--- start of EXTRACTED MATERIAL ---
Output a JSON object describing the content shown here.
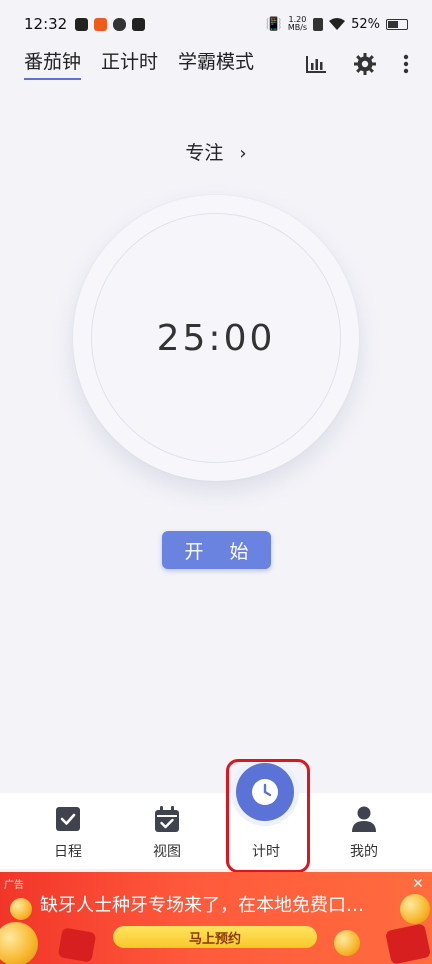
{
  "status_bar": {
    "time": "12:32",
    "net_speed_top": "1.20",
    "net_speed_bottom": "MB/s",
    "battery": "52%"
  },
  "top_tabs": [
    {
      "label": "番茄钟",
      "active": true
    },
    {
      "label": "正计时",
      "active": false
    },
    {
      "label": "学霸模式",
      "active": false
    }
  ],
  "toolbar_icons": [
    "bar-chart-icon",
    "gear-icon",
    "more-vertical-icon"
  ],
  "focus": {
    "label": "专注",
    "chevron": "›"
  },
  "timer": {
    "display": "25:00"
  },
  "start_button": {
    "label": "开 始"
  },
  "bottom_nav": [
    {
      "label": "日程",
      "icon": "checkbox-icon"
    },
    {
      "label": "视图",
      "icon": "calendar-check-icon"
    },
    {
      "label": "计时",
      "icon": "clock-icon",
      "active": true
    },
    {
      "label": "我的",
      "icon": "person-icon"
    }
  ],
  "ad": {
    "tag": "广告",
    "text": "缺牙人士种牙专场来了，在本地免费口…",
    "button": "马上预约"
  },
  "colors": {
    "accent": "#5b72d6",
    "start_button": "#6a82e0",
    "highlight": "#e0141e",
    "background": "#f3f3f8",
    "ad_background": "#f2352a"
  }
}
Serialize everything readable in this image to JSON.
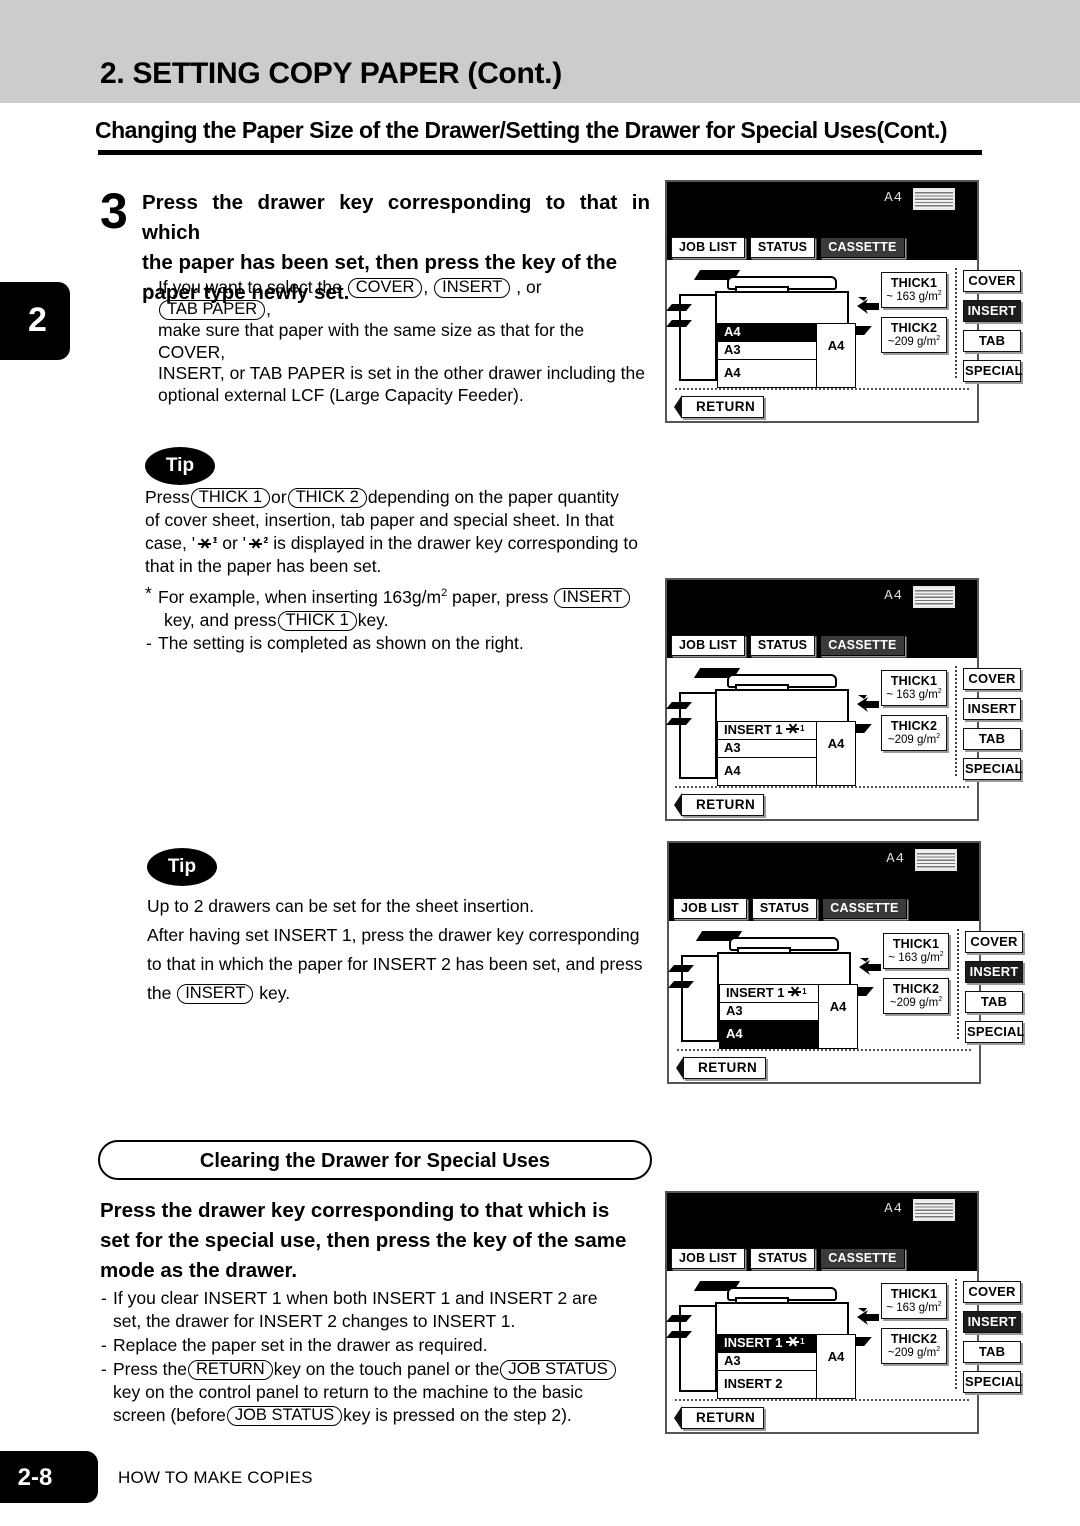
{
  "header": {
    "chapter_title": "2. SETTING COPY PAPER (Cont.)",
    "section_title": "Changing the Paper Size of the Drawer/Setting the Drawer for Special Uses(Cont.)",
    "chapter_tab": "2"
  },
  "step3": {
    "number": "3",
    "heading_line1": "Press the drawer key corresponding to that in which",
    "heading_line2": "the paper has been set, then press the key of the",
    "heading_line3": "paper type newly set.",
    "bullet1_a": "If you want to select the",
    "key_cover": "COVER",
    "bullet1_b": ",",
    "key_insert": "INSERT",
    "bullet1_c": ", or",
    "key_tab_paper": "TAB PAPER",
    "bullet1_d": ",",
    "bullet1_line2": "make sure that paper with the same size as that for the COVER,",
    "bullet1_line3": "INSERT, or TAB PAPER is set in the other drawer including the",
    "bullet1_line4": "optional external LCF (Large Capacity Feeder)."
  },
  "tip1": {
    "label": "Tip",
    "l1_a": "Press",
    "key_thick1": "THICK 1",
    "l1_b": "or",
    "key_thick2": "THICK 2",
    "l1_c": "depending on the paper quantity",
    "l2": "of cover sheet, insertion, tab paper and special sheet.  In that",
    "l3_a": "case, '",
    "l3_b": "' or '",
    "l3_c": "' is displayed in the drawer key corresponding to",
    "l4": "that in the paper has been set.",
    "l5_a": "For example, when inserting 163g/m",
    "l5_sup": "2",
    "l5_b": " paper, press",
    "l5_key": "INSERT",
    "l6_a": "key, and press",
    "l6_key": "THICK 1",
    "l6_b": "key.",
    "l7": "The setting is completed as shown on the right."
  },
  "tip2": {
    "label": "Tip",
    "l1": "Up to 2 drawers can be set for the sheet insertion.",
    "l2": "After having set INSERT 1, press the drawer key corresponding",
    "l3": "to that in which the paper for INSERT 2 has been set, and press",
    "l4_a": "the",
    "l4_key": "INSERT",
    "l4_b": "key."
  },
  "clearing": {
    "pill_title": "Clearing the Drawer for Special Uses",
    "heading_line1": "Press the drawer key corresponding to that which is",
    "heading_line2": "set for the special use, then press the key of the same",
    "heading_line3": "mode as the drawer.",
    "b1_l1": "If  you clear INSERT 1 when both INSERT 1 and INSERT 2 are",
    "b1_l2": "set, the drawer for INSERT 2 changes to INSERT 1.",
    "b2_l1": "Replace the paper set in the drawer as required.",
    "b3_a": "Press the",
    "b3_key1": "RETURN",
    "b3_b": "key on the touch panel or the",
    "b3_key2": "JOB STATUS",
    "b3_l2": "key on the control panel to return to the machine to the basic",
    "b3_l3_a": "screen (before",
    "b3_key3": "JOB STATUS",
    "b3_l3_b": "key is pressed on the step 2)."
  },
  "footer": {
    "page_number": "2-8",
    "running_head": "HOW TO MAKE COPIES"
  },
  "lcd_common": {
    "status_paper_size": "A4",
    "tabs": [
      "JOB LIST",
      "STATUS",
      "CASSETTE"
    ],
    "selected_tab": "CASSETTE",
    "thick_keys": [
      {
        "label": "THICK1",
        "weight": "~ 163 g/m",
        "sup": "2"
      },
      {
        "label": "THICK2",
        "weight": "~209 g/m",
        "sup": "2"
      }
    ],
    "mode_keys": [
      "COVER",
      "INSERT",
      "TAB",
      "SPECIAL"
    ],
    "return_label": "RETURN",
    "bypass_size": "A4"
  },
  "lcd_panels": [
    {
      "id": "panel-step3",
      "drawers": [
        {
          "label": "A4",
          "selected": true
        },
        {
          "label": "A3",
          "selected": false
        },
        {
          "label": "A4",
          "selected": false
        }
      ],
      "selected_mode": "INSERT",
      "selected_thick": null
    },
    {
      "id": "panel-tip1-result",
      "drawers": [
        {
          "label": "INSERT 1",
          "thick_mark": "1",
          "selected": false
        },
        {
          "label": "A3",
          "selected": false
        },
        {
          "label": "A4",
          "selected": false
        }
      ],
      "selected_mode": null,
      "selected_thick": null
    },
    {
      "id": "panel-tip2-result",
      "drawers": [
        {
          "label": "INSERT 1",
          "thick_mark": "1",
          "selected": false
        },
        {
          "label": "A3",
          "selected": false
        },
        {
          "label": "A4",
          "selected": true
        }
      ],
      "selected_mode": "INSERT",
      "selected_thick": null
    },
    {
      "id": "panel-clearing",
      "drawers": [
        {
          "label": "INSERT 1",
          "thick_mark": "1",
          "selected": true
        },
        {
          "label": "A3",
          "selected": false
        },
        {
          "label": "INSERT 2",
          "selected": false
        }
      ],
      "selected_mode": "INSERT",
      "selected_thick": null
    }
  ]
}
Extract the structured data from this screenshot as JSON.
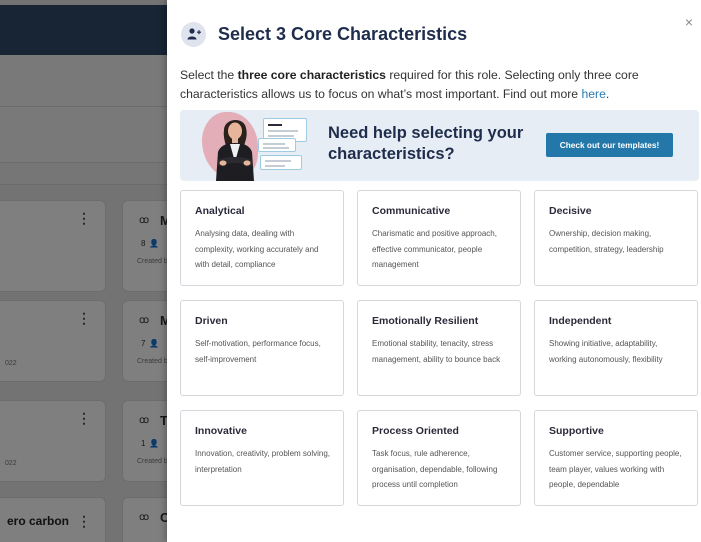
{
  "background": {
    "cards_left": [
      {
        "title": "",
        "date": ""
      },
      {
        "title": "",
        "date": "022"
      },
      {
        "title": "",
        "date": "022"
      },
      {
        "title": "ero carbon",
        "date": ""
      }
    ],
    "cards_right": [
      {
        "letter": "M",
        "count": "8",
        "created": "Created b"
      },
      {
        "letter": "M",
        "count": "7",
        "created": "Created b"
      },
      {
        "letter": "T",
        "count": "1",
        "created": "Created b"
      },
      {
        "letter": "C",
        "count": "",
        "created": ""
      }
    ],
    "kebab": "⋮",
    "glyph": "ꝏ",
    "person_glyph": "👤"
  },
  "panel": {
    "title": "Select 3 Core Characteristics",
    "close_label": "×",
    "intro": {
      "before": "Select the ",
      "bold": "three core characteristics",
      "after": " required for this role. Selecting only three core characteristics allows us to focus on what’s most important. Find out more ",
      "link": "here",
      "end": "."
    },
    "help": {
      "title_line1": "Need help selecting your",
      "title_line2": "characteristics?",
      "button_label": "Check out our templates!"
    },
    "characteristics": [
      {
        "name": "Analytical",
        "description": "Analysing data, dealing with complexity, working accurately and with detail, compliance"
      },
      {
        "name": "Communicative",
        "description": "Charismatic and positive approach, effective communicator, people management"
      },
      {
        "name": "Decisive",
        "description": "Ownership, decision making, competition, strategy, leadership"
      },
      {
        "name": "Driven",
        "description": "Self-motivation, performance focus, self-improvement"
      },
      {
        "name": "Emotionally Resilient",
        "description": "Emotional stability, tenacity, stress management, ability to bounce back"
      },
      {
        "name": "Independent",
        "description": "Showing initiative, adaptability, working autonomously, flexibility"
      },
      {
        "name": "Innovative",
        "description": "Innovation, creativity, problem solving, interpretation"
      },
      {
        "name": "Process Oriented",
        "description": "Task focus, rule adherence, organisation, dependable, following process until completion"
      },
      {
        "name": "Supportive",
        "description": "Customer service, supporting people, team player, values working with people, dependable"
      }
    ]
  },
  "colors": {
    "header_bg": "#2e4a6b",
    "title": "#1f2d4d",
    "accent": "#2377a9",
    "link": "#2a7ab3",
    "banner_bg": "#e6edf4"
  }
}
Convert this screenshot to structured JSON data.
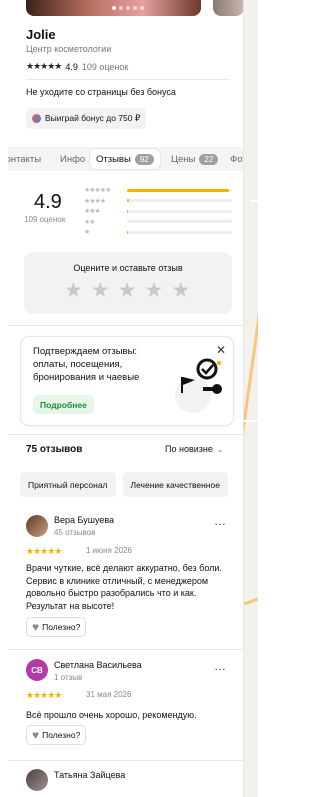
--- end of EXTRACTED MATERIAL ---
JOB: Scan the data above and copy every line with "JSON" in it.

RESULT OF THIS TASK:
Output a JSON object describing the content shown here.
Serialize everything readable in this image to JSON.
Extract the structured data from this screenshot as JSON.
Convert this screenshot to structured JSON data.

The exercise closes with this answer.